Segment Start: INFORMATION SUPPLIED
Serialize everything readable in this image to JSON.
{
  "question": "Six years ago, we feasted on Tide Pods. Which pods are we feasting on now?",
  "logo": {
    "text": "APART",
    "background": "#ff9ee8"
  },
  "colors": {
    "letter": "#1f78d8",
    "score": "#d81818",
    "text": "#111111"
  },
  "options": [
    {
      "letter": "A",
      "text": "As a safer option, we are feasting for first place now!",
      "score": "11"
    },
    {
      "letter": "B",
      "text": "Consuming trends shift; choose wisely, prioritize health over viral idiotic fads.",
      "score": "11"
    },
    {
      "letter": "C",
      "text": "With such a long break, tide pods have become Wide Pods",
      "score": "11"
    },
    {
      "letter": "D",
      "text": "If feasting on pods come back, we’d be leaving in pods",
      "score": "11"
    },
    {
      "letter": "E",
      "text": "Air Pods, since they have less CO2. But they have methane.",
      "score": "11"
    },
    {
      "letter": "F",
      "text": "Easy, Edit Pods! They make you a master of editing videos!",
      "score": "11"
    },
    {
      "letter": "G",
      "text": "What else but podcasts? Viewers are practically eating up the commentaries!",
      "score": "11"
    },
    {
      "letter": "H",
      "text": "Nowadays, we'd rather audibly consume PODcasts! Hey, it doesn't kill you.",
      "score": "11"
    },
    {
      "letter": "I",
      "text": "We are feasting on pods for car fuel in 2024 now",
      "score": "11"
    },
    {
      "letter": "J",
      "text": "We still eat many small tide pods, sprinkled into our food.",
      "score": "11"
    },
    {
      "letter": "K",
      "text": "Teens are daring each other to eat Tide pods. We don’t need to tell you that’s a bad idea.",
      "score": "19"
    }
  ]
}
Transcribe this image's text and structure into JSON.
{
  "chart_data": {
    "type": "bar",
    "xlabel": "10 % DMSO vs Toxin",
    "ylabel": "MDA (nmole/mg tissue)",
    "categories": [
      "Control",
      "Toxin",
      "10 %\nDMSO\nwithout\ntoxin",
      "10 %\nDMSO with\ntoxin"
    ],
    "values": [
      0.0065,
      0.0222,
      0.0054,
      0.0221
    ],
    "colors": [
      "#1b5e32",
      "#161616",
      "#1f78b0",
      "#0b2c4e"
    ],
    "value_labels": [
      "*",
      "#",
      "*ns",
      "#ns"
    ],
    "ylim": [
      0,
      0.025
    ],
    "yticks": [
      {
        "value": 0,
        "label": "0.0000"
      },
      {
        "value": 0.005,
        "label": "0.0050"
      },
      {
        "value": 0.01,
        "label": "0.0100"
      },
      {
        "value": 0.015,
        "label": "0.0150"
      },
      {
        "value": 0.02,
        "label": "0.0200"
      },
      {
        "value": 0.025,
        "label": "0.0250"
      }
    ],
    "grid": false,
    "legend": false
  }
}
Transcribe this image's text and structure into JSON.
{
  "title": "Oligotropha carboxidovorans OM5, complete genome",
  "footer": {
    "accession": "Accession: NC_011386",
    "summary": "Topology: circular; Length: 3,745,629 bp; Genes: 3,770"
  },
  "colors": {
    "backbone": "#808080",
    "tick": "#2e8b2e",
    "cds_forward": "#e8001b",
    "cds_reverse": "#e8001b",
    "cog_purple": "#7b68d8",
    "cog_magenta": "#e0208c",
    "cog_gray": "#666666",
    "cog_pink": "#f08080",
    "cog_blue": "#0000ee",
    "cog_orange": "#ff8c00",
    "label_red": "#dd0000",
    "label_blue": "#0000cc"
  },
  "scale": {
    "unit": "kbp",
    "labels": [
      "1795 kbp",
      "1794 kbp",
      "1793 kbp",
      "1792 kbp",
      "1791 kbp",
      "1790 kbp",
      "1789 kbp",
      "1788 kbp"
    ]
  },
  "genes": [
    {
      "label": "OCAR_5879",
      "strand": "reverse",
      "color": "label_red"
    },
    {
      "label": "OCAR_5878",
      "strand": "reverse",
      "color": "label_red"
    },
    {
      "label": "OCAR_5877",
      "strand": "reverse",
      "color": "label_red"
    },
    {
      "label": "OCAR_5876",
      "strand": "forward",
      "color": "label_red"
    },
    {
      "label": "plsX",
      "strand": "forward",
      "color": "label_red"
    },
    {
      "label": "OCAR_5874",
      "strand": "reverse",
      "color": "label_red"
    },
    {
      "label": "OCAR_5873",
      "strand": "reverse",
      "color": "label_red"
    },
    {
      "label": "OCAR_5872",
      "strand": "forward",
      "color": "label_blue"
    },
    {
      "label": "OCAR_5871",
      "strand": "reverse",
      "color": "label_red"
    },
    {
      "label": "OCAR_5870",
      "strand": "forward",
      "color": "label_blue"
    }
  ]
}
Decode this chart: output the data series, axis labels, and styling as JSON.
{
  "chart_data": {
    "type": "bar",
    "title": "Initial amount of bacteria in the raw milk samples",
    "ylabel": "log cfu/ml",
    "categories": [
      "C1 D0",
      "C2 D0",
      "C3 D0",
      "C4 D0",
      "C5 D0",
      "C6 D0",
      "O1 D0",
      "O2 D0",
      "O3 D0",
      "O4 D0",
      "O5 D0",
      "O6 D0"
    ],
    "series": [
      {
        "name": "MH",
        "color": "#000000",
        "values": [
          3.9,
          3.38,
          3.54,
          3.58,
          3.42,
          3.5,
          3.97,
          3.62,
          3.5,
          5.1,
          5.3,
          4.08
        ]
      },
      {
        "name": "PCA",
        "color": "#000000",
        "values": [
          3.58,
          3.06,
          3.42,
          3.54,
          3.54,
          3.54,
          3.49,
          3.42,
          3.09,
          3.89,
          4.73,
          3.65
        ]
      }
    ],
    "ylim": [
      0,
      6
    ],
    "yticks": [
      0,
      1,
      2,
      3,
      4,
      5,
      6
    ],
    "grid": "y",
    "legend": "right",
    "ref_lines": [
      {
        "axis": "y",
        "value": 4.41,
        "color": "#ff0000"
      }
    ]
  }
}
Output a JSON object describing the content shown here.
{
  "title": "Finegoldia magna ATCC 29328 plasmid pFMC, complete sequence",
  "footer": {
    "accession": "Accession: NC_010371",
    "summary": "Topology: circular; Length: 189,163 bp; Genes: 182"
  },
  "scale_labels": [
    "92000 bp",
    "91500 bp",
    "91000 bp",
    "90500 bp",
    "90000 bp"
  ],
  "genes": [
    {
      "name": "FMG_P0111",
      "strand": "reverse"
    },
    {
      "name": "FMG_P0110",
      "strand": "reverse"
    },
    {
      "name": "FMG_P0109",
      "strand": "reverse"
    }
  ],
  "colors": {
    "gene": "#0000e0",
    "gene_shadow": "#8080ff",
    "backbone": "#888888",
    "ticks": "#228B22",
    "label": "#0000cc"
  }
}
Segment End: INFORMATION SUPPLIED
→ ASSIGNMENT
Each of the entries above needs to be given again exactly.

→ TASK ANSWER
Serialize everything readable in this image to JSON.
{
  "question": "Six years ago, we feasted on Tide Pods. Which pods are we feasting on now?",
  "logo": {
    "text": "APART",
    "background": "#ff9ee8"
  },
  "colors": {
    "letter": "#1f78d8",
    "score": "#d81818",
    "text": "#111111"
  },
  "options": [
    {
      "letter": "A",
      "text": "As a safer option, we are feasting for first place now!",
      "score": "11"
    },
    {
      "letter": "B",
      "text": "Consuming trends shift; choose wisely, prioritize health over viral idiotic fads.",
      "score": "11"
    },
    {
      "letter": "C",
      "text": "With such a long break, tide pods have become Wide Pods",
      "score": "11"
    },
    {
      "letter": "D",
      "text": "If feasting on pods come back, we’d be leaving in pods",
      "score": "11"
    },
    {
      "letter": "E",
      "text": "Air Pods, since they have less CO2. But they have methane.",
      "score": "11"
    },
    {
      "letter": "F",
      "text": "Easy, Edit Pods! They make you a master of editing videos!",
      "score": "11"
    },
    {
      "letter": "G",
      "text": "What else but podcasts? Viewers are practically eating up the commentaries!",
      "score": "11"
    },
    {
      "letter": "H",
      "text": "Nowadays, we'd rather audibly consume PODcasts! Hey, it doesn't kill you.",
      "score": "11"
    },
    {
      "letter": "I",
      "text": "We are feasting on pods for car fuel in 2024 now",
      "score": "11"
    },
    {
      "letter": "J",
      "text": "We still eat many small tide pods, sprinkled into our food.",
      "score": "11"
    },
    {
      "letter": "K",
      "text": "Teens are daring each other to eat Tide pods. We don’t need to tell you that’s a bad idea.",
      "score": "19"
    }
  ]
}
Transcribe this image's text and structure into JSON.
{
  "chart_data": {
    "type": "bar",
    "xlabel": "10 % DMSO vs Toxin",
    "ylabel": "MDA (nmole/mg tissue)",
    "categories": [
      "Control",
      "Toxin",
      "10 %\nDMSO\nwithout\ntoxin",
      "10 %\nDMSO with\ntoxin"
    ],
    "values": [
      0.0065,
      0.0222,
      0.0054,
      0.0221
    ],
    "colors": [
      "#1b5e32",
      "#161616",
      "#1f78b0",
      "#0b2c4e"
    ],
    "value_labels": [
      "*",
      "#",
      "*ns",
      "#ns"
    ],
    "ylim": [
      0,
      0.025
    ],
    "yticks": [
      {
        "value": 0,
        "label": "0.0000"
      },
      {
        "value": 0.005,
        "label": "0.0050"
      },
      {
        "value": 0.01,
        "label": "0.0100"
      },
      {
        "value": 0.015,
        "label": "0.0150"
      },
      {
        "value": 0.02,
        "label": "0.0200"
      },
      {
        "value": 0.025,
        "label": "0.0250"
      }
    ],
    "grid": false,
    "legend": false
  }
}
Transcribe this image's text and structure into JSON.
{
  "title": "Oligotropha carboxidovorans OM5, complete genome",
  "footer": {
    "accession": "Accession: NC_011386",
    "summary": "Topology: circular; Length: 3,745,629 bp; Genes: 3,770"
  },
  "colors": {
    "backbone": "#808080",
    "tick": "#2e8b2e",
    "cds_forward": "#e8001b",
    "cds_reverse": "#e8001b",
    "cog_purple": "#7b68d8",
    "cog_magenta": "#e0208c",
    "cog_gray": "#666666",
    "cog_pink": "#f08080",
    "cog_blue": "#0000ee",
    "cog_orange": "#ff8c00",
    "label_red": "#dd0000",
    "label_blue": "#0000cc"
  },
  "scale": {
    "unit": "kbp",
    "labels": [
      "1795 kbp",
      "1794 kbp",
      "1793 kbp",
      "1792 kbp",
      "1791 kbp",
      "1790 kbp",
      "1789 kbp",
      "1788 kbp"
    ]
  },
  "genes": [
    {
      "label": "OCAR_5879",
      "strand": "reverse",
      "color": "label_red"
    },
    {
      "label": "OCAR_5878",
      "strand": "reverse",
      "color": "label_red"
    },
    {
      "label": "OCAR_5877",
      "strand": "reverse",
      "color": "label_red"
    },
    {
      "label": "OCAR_5876",
      "strand": "forward",
      "color": "label_red"
    },
    {
      "label": "plsX",
      "strand": "forward",
      "color": "label_red"
    },
    {
      "label": "OCAR_5874",
      "strand": "reverse",
      "color": "label_red"
    },
    {
      "label": "OCAR_5873",
      "strand": "reverse",
      "color": "label_red"
    },
    {
      "label": "OCAR_5872",
      "strand": "forward",
      "color": "label_blue"
    },
    {
      "label": "OCAR_5871",
      "strand": "reverse",
      "color": "label_red"
    },
    {
      "label": "OCAR_5870",
      "strand": "forward",
      "color": "label_blue"
    }
  ]
}
Decode this chart: output the data series, axis labels, and styling as JSON.
{
  "chart_data": {
    "type": "bar",
    "title": "Initial amount of bacteria in the raw milk samples",
    "ylabel": "log cfu/ml",
    "categories": [
      "C1 D0",
      "C2 D0",
      "C3 D0",
      "C4 D0",
      "C5 D0",
      "C6 D0",
      "O1 D0",
      "O2 D0",
      "O3 D0",
      "O4 D0",
      "O5 D0",
      "O6 D0"
    ],
    "series": [
      {
        "name": "MH",
        "color": "#000000",
        "values": [
          3.9,
          3.38,
          3.54,
          3.58,
          3.42,
          3.5,
          3.97,
          3.62,
          3.5,
          5.1,
          5.3,
          4.08
        ]
      },
      {
        "name": "PCA",
        "color": "#000000",
        "values": [
          3.58,
          3.06,
          3.42,
          3.54,
          3.54,
          3.54,
          3.49,
          3.42,
          3.09,
          3.89,
          4.73,
          3.65
        ]
      }
    ],
    "ylim": [
      0,
      6
    ],
    "yticks": [
      0,
      1,
      2,
      3,
      4,
      5,
      6
    ],
    "grid": "y",
    "legend": "right",
    "ref_lines": [
      {
        "axis": "y",
        "value": 4.41,
        "color": "#ff0000"
      }
    ]
  }
}
Output a JSON object describing the content shown here.
{
  "title": "Finegoldia magna ATCC 29328 plasmid pFMC, complete sequence",
  "footer": {
    "accession": "Accession: NC_010371",
    "summary": "Topology: circular; Length: 189,163 bp; Genes: 182"
  },
  "scale_labels": [
    "92000 bp",
    "91500 bp",
    "91000 bp",
    "90500 bp",
    "90000 bp"
  ],
  "genes": [
    {
      "name": "FMG_P0111",
      "strand": "reverse"
    },
    {
      "name": "FMG_P0110",
      "strand": "reverse"
    },
    {
      "name": "FMG_P0109",
      "strand": "reverse"
    }
  ],
  "colors": {
    "gene": "#0000e0",
    "gene_shadow": "#8080ff",
    "backbone": "#888888",
    "ticks": "#228B22",
    "label": "#0000cc"
  }
}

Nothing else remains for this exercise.